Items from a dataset
## BEGIN

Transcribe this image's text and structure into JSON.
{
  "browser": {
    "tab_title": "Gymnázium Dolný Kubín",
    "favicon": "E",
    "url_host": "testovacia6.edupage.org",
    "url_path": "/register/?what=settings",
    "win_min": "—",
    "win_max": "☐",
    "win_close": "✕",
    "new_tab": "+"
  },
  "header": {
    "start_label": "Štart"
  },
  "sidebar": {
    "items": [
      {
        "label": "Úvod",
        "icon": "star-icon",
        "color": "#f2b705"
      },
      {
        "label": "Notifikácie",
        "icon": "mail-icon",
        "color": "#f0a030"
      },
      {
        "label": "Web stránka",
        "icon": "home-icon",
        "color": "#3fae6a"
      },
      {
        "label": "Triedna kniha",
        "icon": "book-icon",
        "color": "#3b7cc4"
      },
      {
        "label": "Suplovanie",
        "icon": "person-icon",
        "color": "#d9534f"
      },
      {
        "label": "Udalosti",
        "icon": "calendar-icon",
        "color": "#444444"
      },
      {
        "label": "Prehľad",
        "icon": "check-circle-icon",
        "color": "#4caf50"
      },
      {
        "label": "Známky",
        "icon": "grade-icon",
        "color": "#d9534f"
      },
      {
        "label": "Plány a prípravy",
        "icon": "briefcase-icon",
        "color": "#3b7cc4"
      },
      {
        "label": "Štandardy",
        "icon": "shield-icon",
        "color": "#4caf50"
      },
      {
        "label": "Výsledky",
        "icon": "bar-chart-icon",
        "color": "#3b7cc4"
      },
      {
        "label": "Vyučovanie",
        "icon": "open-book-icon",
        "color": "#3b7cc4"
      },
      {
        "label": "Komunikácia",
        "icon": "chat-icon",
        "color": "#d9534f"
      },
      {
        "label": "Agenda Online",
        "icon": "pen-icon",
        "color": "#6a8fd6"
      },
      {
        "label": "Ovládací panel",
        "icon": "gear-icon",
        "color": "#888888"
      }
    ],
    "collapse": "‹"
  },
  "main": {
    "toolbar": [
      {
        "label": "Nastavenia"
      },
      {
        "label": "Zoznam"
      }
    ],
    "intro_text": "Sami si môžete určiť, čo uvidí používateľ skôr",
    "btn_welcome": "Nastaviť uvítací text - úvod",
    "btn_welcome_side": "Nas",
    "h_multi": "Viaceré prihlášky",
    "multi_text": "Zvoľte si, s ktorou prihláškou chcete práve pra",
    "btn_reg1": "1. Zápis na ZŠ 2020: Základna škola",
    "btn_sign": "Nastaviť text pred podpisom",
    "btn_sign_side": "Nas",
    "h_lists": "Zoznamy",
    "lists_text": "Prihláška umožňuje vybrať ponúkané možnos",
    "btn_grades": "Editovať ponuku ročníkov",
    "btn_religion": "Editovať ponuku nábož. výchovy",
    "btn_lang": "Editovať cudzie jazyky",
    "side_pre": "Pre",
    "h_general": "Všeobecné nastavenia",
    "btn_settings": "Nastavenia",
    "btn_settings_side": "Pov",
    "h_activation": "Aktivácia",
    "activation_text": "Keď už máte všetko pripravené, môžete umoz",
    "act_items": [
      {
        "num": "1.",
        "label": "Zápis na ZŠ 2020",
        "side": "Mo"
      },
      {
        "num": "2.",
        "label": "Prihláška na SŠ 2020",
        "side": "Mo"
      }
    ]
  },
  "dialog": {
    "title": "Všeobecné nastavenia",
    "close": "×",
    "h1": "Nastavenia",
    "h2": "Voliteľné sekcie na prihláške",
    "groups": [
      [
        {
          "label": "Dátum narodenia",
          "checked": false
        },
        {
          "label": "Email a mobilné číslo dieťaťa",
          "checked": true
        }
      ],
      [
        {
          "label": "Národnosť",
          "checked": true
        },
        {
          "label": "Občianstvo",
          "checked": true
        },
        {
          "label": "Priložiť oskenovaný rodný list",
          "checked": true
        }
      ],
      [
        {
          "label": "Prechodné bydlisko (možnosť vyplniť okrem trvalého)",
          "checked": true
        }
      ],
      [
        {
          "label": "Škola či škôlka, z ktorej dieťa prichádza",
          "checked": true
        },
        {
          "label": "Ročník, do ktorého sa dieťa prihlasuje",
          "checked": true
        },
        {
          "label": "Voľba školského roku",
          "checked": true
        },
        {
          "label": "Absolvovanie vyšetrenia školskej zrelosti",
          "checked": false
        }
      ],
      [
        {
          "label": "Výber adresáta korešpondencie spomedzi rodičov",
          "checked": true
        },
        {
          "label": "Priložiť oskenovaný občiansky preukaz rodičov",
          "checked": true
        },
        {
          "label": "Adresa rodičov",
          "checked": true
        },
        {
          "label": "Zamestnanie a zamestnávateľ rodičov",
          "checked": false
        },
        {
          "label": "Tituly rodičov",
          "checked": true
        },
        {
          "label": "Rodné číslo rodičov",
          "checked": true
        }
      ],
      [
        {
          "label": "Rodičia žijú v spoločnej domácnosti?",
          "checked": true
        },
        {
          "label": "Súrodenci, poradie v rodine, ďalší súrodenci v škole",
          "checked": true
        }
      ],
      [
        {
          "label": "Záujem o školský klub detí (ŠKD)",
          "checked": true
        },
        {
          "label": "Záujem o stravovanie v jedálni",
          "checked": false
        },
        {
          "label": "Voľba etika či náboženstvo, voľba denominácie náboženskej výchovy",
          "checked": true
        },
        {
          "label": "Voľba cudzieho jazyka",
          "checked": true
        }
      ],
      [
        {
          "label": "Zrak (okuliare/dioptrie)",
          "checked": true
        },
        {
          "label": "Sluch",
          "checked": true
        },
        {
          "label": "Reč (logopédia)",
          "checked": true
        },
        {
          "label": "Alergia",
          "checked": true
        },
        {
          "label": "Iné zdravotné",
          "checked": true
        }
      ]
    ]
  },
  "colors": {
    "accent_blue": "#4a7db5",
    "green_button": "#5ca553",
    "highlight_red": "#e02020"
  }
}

## END

SET PROBLEM:
List each line of the records that holds the string "výchovy".

ANSWER TO THIS EXERCISE:
    "btn_religion": "Editovať ponuku nábož. výchovy",
          "label": "Voľba etika či náboženstvo, voľba denominácie náboženskej výchovy",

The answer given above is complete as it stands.